__Your objective__:
In the records below, find each line with the word "JSON" and copy it.

__Data provided__:

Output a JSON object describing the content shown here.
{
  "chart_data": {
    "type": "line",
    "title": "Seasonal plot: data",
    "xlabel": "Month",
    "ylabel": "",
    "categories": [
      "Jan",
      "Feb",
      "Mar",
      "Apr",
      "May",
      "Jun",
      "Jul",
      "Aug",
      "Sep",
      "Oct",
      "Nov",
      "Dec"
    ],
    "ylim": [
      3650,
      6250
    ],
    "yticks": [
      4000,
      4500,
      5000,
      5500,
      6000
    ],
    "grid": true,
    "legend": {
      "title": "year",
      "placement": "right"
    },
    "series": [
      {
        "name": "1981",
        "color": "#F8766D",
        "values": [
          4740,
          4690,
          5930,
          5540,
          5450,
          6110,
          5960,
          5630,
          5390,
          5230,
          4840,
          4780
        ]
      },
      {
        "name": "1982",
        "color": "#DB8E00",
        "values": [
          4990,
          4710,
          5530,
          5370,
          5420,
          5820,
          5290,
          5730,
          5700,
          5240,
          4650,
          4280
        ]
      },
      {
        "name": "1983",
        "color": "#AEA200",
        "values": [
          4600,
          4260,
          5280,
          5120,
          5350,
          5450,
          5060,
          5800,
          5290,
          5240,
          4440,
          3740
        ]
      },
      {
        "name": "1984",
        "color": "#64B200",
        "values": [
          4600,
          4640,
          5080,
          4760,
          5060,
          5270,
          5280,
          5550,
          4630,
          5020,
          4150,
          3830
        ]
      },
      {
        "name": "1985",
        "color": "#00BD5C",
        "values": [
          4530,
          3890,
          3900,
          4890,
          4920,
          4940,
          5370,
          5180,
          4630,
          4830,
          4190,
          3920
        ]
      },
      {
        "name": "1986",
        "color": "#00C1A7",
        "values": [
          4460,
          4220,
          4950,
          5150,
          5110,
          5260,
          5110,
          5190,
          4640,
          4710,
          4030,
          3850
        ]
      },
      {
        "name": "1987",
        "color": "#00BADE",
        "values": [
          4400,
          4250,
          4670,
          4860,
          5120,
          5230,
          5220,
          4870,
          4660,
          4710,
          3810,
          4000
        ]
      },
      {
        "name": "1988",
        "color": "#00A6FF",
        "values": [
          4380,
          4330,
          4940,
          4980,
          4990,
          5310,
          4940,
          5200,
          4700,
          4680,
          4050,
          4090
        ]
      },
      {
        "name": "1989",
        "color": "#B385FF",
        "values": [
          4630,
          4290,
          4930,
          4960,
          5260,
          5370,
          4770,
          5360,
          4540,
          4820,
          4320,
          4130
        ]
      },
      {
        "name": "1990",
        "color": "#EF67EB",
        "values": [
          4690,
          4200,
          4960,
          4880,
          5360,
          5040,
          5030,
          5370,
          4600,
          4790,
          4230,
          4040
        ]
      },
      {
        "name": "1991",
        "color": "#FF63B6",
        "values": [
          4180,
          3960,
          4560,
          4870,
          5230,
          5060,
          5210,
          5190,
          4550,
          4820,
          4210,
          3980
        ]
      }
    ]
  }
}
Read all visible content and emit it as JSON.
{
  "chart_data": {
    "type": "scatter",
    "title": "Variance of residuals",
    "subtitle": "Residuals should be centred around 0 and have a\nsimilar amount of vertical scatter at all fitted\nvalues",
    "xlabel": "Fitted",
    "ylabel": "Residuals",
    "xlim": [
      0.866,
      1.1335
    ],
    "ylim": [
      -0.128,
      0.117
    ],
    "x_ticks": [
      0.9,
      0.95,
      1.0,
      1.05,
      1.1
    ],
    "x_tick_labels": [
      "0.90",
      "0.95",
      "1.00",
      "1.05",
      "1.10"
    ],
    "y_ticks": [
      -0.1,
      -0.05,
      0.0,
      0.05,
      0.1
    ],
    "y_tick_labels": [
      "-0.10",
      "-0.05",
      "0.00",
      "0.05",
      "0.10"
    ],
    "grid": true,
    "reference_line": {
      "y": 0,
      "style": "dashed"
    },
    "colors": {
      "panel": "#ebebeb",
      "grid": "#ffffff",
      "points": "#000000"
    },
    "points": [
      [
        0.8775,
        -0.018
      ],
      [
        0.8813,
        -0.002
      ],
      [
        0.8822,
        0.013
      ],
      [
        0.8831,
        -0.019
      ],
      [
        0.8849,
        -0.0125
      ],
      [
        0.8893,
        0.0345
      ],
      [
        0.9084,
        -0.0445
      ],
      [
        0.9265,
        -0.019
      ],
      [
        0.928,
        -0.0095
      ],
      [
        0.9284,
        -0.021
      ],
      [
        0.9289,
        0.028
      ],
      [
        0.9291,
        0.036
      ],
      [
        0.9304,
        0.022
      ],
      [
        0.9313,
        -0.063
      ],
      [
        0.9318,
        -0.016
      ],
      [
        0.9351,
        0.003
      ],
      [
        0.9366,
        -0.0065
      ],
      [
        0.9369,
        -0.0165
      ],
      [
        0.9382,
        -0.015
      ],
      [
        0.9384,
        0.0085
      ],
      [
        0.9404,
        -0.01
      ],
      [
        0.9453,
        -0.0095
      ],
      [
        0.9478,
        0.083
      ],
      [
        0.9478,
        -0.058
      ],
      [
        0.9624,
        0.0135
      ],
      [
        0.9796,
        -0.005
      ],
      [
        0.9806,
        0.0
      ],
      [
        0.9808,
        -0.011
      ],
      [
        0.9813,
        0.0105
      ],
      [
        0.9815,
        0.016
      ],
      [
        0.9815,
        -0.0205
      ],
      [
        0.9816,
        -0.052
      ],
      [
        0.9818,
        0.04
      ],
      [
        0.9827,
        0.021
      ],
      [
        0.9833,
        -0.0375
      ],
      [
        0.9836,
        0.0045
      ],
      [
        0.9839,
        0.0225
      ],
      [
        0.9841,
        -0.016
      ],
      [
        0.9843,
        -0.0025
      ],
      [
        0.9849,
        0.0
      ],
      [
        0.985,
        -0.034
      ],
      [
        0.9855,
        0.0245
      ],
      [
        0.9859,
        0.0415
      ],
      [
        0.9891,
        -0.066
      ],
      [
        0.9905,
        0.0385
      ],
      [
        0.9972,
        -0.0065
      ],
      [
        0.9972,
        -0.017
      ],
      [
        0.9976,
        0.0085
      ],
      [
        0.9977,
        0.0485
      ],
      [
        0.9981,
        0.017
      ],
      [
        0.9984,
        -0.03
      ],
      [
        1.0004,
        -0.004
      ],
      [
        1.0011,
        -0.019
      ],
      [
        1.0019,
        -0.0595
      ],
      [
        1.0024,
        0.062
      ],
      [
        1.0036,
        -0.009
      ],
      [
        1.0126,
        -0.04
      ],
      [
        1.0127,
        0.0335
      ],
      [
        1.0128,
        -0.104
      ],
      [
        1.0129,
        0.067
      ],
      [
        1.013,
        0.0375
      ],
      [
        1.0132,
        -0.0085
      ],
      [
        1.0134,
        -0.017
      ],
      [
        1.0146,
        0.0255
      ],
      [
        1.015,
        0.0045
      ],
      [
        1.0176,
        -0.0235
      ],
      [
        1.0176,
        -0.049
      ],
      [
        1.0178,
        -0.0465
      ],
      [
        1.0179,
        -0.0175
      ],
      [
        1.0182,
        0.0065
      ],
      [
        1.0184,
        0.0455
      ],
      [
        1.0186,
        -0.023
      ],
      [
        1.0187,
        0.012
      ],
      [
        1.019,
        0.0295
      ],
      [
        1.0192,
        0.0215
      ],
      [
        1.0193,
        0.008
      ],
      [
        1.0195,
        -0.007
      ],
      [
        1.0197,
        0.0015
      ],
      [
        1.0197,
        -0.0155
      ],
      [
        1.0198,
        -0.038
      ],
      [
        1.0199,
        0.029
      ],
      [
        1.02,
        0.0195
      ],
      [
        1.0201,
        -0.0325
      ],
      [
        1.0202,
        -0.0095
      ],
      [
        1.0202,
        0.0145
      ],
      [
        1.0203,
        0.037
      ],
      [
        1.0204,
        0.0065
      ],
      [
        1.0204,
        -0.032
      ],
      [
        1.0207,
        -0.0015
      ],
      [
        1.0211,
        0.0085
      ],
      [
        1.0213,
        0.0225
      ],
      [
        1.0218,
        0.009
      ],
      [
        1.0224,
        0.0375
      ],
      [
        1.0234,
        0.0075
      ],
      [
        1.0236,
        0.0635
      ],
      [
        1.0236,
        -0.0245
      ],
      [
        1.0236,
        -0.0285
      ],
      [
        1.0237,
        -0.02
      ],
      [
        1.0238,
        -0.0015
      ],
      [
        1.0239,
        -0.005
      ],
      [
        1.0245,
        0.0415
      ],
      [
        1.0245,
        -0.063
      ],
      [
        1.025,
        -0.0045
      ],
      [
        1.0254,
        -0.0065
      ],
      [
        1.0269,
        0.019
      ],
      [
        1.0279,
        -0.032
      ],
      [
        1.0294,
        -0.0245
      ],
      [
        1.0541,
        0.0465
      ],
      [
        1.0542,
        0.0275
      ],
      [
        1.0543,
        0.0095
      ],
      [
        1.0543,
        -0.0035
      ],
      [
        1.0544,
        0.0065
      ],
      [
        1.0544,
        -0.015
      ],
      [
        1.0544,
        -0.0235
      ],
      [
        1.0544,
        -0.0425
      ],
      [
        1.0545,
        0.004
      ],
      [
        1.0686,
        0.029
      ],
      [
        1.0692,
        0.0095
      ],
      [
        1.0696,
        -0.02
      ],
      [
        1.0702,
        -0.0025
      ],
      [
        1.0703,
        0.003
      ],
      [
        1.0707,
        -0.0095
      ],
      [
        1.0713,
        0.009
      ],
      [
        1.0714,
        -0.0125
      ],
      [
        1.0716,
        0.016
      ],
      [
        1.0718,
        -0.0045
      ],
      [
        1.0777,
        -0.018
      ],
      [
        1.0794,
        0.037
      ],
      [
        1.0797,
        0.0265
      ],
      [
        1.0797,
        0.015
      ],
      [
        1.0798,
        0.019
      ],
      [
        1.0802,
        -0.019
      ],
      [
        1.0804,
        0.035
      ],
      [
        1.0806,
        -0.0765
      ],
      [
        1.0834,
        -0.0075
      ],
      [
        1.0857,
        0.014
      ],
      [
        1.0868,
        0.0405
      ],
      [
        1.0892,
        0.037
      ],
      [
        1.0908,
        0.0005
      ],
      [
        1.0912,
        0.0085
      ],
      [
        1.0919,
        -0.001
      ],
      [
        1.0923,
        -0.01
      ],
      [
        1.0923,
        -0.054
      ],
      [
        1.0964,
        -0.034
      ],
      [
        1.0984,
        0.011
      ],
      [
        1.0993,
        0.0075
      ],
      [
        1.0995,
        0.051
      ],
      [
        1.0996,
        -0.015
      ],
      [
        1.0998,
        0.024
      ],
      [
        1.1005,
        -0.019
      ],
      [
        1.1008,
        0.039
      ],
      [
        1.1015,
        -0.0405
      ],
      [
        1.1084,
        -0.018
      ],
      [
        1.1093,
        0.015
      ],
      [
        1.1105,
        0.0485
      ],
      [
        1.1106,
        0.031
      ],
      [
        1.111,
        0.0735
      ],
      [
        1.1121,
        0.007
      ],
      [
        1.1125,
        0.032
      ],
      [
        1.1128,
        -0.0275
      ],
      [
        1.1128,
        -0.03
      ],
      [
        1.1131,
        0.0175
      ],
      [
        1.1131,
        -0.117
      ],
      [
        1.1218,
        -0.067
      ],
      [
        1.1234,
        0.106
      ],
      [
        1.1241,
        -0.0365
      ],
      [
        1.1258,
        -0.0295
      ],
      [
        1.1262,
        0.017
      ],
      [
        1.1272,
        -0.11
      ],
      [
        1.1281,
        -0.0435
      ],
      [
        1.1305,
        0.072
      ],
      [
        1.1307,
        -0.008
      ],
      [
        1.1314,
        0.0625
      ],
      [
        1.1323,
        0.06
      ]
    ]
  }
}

__Exercise answer__:
Output a JSON object describing the content shown here.
Read all visible content and emit it as JSON.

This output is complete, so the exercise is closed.